- **Stated exercise**: Quote the whole listing exactly. Leave the pictures out of your copy.

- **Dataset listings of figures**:
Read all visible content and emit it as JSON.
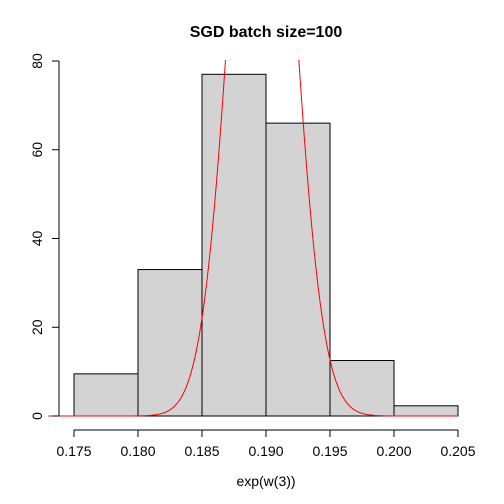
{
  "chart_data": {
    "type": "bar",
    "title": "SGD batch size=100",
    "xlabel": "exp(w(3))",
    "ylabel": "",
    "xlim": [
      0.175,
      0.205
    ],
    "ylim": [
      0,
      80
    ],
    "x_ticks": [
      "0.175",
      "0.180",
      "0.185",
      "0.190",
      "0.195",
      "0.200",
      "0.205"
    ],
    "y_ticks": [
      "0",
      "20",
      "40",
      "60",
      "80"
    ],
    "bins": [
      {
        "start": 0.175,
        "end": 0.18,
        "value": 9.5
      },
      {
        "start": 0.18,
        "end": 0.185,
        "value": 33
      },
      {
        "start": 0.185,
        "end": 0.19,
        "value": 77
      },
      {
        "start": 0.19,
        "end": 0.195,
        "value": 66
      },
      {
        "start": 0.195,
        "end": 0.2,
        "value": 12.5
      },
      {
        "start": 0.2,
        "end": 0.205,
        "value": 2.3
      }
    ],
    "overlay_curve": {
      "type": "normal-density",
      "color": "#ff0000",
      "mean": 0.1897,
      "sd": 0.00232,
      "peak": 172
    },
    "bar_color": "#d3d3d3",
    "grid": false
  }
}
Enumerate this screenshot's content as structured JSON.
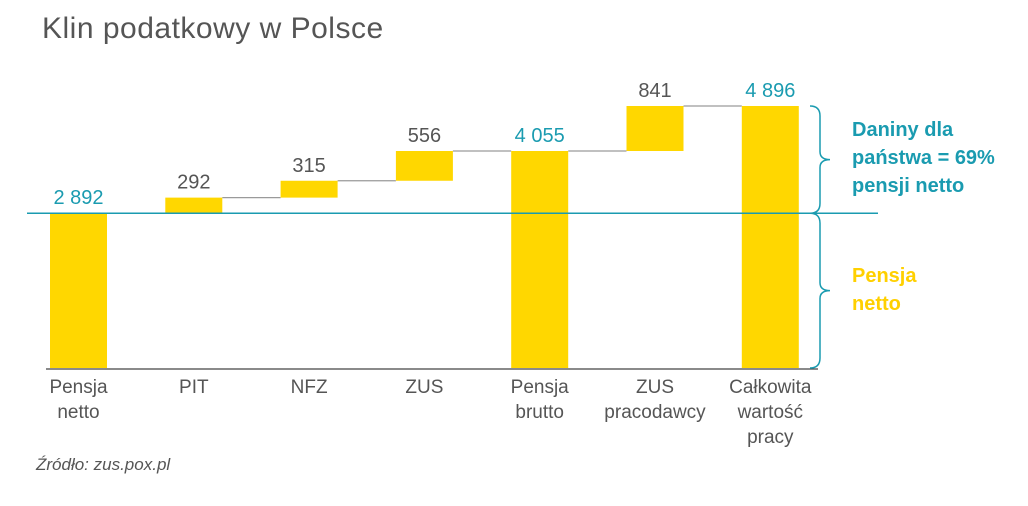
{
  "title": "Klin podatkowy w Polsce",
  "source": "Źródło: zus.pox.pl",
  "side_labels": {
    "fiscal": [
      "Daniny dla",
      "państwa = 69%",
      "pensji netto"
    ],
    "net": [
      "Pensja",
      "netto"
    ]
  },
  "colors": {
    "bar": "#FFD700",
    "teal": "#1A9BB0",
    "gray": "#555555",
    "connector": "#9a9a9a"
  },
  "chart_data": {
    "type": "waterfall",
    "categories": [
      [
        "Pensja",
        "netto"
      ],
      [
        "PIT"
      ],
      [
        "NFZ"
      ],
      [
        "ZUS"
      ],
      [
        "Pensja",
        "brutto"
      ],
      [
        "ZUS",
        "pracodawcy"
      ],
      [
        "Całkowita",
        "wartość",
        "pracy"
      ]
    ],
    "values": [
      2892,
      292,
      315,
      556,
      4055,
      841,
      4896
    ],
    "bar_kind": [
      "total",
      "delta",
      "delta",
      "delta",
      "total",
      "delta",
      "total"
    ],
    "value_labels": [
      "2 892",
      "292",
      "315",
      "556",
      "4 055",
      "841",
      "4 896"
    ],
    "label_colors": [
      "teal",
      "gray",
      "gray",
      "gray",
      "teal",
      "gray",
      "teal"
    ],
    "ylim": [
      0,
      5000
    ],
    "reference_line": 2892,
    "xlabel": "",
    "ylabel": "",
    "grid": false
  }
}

- **Completed task**:
Read all visible content and emit it as JSON.
{
  "chart_data": {
    "type": "bar",
    "title": "SGD batch size=100",
    "xlabel": "exp(w(3))",
    "ylabel": "",
    "xlim": [
      0.175,
      0.205
    ],
    "ylim": [
      0,
      80
    ],
    "x_ticks": [
      "0.175",
      "0.180",
      "0.185",
      "0.190",
      "0.195",
      "0.200",
      "0.205"
    ],
    "y_ticks": [
      "0",
      "20",
      "40",
      "60",
      "80"
    ],
    "bins": [
      {
        "start": 0.175,
        "end": 0.18,
        "value": 9.5
      },
      {
        "start": 0.18,
        "end": 0.185,
        "value": 33
      },
      {
        "start": 0.185,
        "end": 0.19,
        "value": 77
      },
      {
        "start": 0.19,
        "end": 0.195,
        "value": 66
      },
      {
        "start": 0.195,
        "end": 0.2,
        "value": 12.5
      },
      {
        "start": 0.2,
        "end": 0.205,
        "value": 2.3
      }
    ],
    "overlay_curve": {
      "type": "normal-density",
      "color": "#ff0000",
      "mean": 0.1897,
      "sd": 0.00232,
      "peak": 172
    },
    "bar_color": "#d3d3d3",
    "grid": false
  }
}
Enumerate this screenshot's content as structured JSON.
{
  "title": "Klin podatkowy w Polsce",
  "source": "Źródło: zus.pox.pl",
  "side_labels": {
    "fiscal": [
      "Daniny dla",
      "państwa = 69%",
      "pensji netto"
    ],
    "net": [
      "Pensja",
      "netto"
    ]
  },
  "colors": {
    "bar": "#FFD700",
    "teal": "#1A9BB0",
    "gray": "#555555",
    "connector": "#9a9a9a"
  },
  "chart_data": {
    "type": "waterfall",
    "categories": [
      [
        "Pensja",
        "netto"
      ],
      [
        "PIT"
      ],
      [
        "NFZ"
      ],
      [
        "ZUS"
      ],
      [
        "Pensja",
        "brutto"
      ],
      [
        "ZUS",
        "pracodawcy"
      ],
      [
        "Całkowita",
        "wartość",
        "pracy"
      ]
    ],
    "values": [
      2892,
      292,
      315,
      556,
      4055,
      841,
      4896
    ],
    "bar_kind": [
      "total",
      "delta",
      "delta",
      "delta",
      "total",
      "delta",
      "total"
    ],
    "value_labels": [
      "2 892",
      "292",
      "315",
      "556",
      "4 055",
      "841",
      "4 896"
    ],
    "label_colors": [
      "teal",
      "gray",
      "gray",
      "gray",
      "teal",
      "gray",
      "teal"
    ],
    "ylim": [
      0,
      5000
    ],
    "reference_line": 2892,
    "xlabel": "",
    "ylabel": "",
    "grid": false
  }
}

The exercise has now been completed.